==== MATERIAL TO PROCESS ====

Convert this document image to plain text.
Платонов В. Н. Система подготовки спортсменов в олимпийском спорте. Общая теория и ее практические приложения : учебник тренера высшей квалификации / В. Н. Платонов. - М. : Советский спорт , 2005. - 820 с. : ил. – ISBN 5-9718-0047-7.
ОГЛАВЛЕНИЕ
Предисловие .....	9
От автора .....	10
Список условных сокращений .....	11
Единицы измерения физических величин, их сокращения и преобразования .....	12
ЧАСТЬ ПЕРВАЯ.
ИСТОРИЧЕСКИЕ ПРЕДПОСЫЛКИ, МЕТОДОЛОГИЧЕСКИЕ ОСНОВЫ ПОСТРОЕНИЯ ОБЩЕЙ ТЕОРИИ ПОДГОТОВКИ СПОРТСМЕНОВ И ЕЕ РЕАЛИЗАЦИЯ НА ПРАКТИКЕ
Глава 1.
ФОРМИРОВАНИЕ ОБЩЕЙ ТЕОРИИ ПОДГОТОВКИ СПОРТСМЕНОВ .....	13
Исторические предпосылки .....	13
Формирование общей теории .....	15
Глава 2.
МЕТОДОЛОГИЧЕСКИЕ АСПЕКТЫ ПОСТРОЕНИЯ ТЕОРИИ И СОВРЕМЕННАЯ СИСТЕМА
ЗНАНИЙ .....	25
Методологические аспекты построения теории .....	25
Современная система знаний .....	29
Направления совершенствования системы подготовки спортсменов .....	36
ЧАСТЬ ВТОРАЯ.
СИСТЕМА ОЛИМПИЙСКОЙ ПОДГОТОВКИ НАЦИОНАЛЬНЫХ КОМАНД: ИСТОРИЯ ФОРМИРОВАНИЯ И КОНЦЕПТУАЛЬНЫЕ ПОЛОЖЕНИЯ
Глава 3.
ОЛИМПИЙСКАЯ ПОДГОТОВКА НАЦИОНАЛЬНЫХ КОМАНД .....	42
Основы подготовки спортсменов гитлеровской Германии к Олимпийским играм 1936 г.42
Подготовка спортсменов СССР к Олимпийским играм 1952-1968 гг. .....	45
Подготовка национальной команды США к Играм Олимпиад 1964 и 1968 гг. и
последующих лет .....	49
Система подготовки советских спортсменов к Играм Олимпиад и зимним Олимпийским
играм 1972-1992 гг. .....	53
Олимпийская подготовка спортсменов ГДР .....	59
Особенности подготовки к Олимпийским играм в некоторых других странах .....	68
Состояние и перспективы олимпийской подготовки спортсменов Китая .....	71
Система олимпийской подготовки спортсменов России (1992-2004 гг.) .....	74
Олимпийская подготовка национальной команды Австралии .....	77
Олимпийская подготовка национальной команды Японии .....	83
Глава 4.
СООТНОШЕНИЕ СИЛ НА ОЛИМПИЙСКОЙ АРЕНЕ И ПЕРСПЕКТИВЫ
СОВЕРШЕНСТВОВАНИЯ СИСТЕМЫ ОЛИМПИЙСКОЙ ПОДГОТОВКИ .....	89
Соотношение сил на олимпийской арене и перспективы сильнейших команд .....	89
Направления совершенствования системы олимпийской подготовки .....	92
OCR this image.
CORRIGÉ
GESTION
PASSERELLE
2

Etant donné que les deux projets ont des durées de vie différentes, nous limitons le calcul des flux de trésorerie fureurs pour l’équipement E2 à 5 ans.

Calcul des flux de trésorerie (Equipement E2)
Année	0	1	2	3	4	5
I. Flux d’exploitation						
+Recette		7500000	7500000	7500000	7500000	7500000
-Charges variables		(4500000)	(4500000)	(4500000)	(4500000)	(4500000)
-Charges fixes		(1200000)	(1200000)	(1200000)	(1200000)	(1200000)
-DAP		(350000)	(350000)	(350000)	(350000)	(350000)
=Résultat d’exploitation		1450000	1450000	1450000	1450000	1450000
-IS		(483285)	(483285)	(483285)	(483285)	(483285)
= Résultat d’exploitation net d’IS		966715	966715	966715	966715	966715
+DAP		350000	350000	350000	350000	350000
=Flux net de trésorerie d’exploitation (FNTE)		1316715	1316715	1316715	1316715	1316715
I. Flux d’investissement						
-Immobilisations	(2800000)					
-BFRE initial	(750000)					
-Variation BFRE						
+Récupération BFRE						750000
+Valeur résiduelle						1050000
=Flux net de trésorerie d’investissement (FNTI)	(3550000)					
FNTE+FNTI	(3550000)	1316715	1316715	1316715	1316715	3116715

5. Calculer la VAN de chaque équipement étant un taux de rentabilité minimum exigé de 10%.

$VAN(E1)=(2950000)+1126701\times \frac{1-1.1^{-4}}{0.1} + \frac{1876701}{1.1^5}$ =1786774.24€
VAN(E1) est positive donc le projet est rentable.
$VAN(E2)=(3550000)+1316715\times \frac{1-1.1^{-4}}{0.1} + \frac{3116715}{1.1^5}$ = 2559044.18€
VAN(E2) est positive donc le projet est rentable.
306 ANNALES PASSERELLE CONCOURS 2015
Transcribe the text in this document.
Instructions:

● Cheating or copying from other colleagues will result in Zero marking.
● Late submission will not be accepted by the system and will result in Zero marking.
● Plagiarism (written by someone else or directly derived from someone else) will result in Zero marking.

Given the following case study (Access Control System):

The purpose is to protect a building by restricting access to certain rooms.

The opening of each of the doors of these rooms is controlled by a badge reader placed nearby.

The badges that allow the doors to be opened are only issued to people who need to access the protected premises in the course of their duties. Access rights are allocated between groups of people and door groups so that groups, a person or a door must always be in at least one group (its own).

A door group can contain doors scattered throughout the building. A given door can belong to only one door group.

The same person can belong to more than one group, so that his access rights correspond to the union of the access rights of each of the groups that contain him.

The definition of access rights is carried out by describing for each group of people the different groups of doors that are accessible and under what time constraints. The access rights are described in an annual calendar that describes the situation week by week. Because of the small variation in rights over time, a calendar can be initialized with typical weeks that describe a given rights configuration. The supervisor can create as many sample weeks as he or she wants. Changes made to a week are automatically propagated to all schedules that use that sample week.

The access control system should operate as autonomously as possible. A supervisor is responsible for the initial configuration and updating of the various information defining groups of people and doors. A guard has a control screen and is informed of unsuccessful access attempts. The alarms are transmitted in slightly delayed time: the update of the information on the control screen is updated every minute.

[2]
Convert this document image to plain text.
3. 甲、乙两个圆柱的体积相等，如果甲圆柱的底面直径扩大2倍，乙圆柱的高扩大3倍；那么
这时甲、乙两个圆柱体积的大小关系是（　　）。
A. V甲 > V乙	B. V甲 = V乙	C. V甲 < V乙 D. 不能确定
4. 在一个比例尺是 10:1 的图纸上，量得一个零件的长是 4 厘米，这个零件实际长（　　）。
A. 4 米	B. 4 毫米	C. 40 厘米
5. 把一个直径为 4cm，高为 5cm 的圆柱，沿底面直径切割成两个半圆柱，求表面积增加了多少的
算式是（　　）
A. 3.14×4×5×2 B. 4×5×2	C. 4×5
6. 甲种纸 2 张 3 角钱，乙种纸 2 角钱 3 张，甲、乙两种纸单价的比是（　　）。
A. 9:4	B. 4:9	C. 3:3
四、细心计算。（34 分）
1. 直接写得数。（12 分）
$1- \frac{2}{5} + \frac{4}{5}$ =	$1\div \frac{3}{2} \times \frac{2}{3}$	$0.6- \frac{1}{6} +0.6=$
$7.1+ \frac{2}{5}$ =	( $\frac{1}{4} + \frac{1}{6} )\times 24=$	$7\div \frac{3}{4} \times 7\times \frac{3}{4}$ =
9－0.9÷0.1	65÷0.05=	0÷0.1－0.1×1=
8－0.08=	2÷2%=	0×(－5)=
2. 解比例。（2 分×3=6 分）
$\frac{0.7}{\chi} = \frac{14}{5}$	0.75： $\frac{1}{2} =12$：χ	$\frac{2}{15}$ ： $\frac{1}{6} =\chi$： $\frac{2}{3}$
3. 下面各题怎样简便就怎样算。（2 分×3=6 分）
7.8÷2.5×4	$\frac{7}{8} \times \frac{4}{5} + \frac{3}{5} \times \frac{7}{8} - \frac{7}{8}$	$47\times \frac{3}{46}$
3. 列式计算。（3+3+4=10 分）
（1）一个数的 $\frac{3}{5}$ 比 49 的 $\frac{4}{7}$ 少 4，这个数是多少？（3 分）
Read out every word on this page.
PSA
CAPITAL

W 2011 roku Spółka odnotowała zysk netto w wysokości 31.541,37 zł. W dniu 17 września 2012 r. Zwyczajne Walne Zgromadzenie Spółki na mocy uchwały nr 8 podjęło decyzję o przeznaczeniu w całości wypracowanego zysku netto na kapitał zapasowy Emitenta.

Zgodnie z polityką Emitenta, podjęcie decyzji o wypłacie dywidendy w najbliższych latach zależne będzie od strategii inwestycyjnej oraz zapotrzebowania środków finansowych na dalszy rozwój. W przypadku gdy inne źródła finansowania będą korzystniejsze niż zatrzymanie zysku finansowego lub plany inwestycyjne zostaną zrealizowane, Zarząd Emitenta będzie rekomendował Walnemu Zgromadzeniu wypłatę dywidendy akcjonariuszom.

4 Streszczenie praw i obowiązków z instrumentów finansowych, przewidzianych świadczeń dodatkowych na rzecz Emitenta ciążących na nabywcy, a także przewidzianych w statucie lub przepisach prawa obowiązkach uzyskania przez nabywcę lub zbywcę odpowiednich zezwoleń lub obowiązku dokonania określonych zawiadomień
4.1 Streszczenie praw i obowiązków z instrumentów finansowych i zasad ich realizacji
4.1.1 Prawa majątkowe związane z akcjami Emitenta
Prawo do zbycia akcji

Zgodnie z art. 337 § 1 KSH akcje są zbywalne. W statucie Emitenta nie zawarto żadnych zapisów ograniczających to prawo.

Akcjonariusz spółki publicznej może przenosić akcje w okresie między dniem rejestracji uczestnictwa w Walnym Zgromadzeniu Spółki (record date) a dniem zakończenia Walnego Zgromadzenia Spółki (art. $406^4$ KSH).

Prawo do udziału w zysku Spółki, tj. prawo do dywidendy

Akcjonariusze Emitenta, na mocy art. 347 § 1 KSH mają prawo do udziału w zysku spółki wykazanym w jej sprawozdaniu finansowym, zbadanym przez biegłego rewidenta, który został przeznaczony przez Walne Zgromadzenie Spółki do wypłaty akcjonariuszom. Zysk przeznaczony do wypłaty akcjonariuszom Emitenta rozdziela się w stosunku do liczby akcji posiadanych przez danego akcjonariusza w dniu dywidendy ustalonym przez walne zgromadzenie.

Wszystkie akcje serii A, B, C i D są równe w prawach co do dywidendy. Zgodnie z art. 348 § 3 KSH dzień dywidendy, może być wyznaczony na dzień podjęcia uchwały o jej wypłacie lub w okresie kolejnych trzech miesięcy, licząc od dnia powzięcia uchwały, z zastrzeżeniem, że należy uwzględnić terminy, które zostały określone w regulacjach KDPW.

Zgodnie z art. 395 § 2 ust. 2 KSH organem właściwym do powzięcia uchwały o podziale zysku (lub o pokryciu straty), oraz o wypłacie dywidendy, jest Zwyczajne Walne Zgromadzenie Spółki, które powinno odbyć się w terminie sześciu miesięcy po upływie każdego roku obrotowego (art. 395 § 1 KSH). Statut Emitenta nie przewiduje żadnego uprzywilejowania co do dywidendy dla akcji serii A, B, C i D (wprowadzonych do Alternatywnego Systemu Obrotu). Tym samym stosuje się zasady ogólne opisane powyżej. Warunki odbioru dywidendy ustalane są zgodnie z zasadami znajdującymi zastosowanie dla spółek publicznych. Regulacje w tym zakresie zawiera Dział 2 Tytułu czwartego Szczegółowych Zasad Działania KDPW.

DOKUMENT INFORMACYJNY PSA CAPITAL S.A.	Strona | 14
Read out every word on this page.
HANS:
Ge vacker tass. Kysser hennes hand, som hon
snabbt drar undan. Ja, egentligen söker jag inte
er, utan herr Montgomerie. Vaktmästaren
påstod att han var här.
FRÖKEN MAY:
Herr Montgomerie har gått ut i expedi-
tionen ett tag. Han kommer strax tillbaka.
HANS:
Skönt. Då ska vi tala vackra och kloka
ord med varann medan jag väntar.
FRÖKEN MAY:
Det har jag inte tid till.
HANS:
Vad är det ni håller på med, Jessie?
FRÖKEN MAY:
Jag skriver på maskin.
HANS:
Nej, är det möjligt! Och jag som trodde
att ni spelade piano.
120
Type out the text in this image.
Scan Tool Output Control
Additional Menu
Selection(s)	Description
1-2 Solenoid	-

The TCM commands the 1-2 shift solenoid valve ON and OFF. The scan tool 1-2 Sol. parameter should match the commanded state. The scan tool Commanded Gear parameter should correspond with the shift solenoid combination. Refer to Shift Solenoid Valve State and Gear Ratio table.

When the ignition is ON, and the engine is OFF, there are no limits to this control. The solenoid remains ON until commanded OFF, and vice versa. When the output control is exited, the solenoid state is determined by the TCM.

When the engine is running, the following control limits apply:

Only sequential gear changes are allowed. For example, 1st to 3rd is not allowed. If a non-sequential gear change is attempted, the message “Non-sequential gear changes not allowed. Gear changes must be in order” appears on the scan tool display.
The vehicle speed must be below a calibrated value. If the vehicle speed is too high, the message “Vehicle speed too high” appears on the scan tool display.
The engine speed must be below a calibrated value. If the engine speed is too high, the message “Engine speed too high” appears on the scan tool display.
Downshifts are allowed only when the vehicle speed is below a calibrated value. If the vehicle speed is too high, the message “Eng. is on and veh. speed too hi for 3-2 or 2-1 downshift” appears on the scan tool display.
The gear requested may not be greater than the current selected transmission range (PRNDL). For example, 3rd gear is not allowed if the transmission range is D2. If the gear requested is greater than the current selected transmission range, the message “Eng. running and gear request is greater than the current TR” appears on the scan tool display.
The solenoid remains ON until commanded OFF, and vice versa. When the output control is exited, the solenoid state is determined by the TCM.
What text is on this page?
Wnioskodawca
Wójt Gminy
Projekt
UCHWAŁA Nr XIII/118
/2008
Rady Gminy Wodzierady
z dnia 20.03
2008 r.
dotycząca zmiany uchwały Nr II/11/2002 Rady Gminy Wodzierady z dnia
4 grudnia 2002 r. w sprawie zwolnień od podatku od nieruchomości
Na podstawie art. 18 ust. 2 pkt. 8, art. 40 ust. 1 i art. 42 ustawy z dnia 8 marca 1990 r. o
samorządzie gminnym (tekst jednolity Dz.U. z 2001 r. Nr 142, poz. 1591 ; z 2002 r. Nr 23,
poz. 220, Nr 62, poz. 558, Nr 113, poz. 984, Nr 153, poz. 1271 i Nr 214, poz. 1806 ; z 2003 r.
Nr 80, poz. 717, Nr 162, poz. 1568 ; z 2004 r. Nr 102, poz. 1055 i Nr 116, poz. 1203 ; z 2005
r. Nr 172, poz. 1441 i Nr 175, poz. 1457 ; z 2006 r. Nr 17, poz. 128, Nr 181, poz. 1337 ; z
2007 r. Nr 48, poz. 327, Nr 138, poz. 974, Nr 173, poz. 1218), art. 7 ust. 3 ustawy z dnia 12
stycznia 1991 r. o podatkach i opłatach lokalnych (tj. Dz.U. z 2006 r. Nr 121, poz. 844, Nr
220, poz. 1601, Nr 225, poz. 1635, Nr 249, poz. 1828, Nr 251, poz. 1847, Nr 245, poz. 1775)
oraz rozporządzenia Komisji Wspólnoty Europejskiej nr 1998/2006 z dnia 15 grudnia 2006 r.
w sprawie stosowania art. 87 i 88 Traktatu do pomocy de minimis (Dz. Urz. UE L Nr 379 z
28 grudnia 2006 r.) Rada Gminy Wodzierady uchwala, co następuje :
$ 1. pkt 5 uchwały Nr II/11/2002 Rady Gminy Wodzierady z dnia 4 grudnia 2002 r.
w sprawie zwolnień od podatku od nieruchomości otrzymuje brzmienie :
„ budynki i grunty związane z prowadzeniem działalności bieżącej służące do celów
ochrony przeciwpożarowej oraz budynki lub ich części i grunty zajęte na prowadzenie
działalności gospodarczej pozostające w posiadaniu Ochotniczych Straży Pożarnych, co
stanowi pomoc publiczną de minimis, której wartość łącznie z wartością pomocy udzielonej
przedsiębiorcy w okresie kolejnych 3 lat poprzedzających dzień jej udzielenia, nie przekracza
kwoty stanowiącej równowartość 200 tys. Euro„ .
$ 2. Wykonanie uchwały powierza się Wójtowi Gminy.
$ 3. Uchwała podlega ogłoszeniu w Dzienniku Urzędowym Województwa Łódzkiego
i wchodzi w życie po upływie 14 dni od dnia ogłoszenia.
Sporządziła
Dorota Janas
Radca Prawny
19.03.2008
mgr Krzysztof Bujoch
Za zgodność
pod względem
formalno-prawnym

====

◆ EXERCISE OBJECTIVE:
From the listing above, collect each line in which the string "image" appears.

◆ CORRECT ANSWER:
Convert this document image to plain text.
OCR this image.
Convert this document image to plain text.
Type out the text in this image.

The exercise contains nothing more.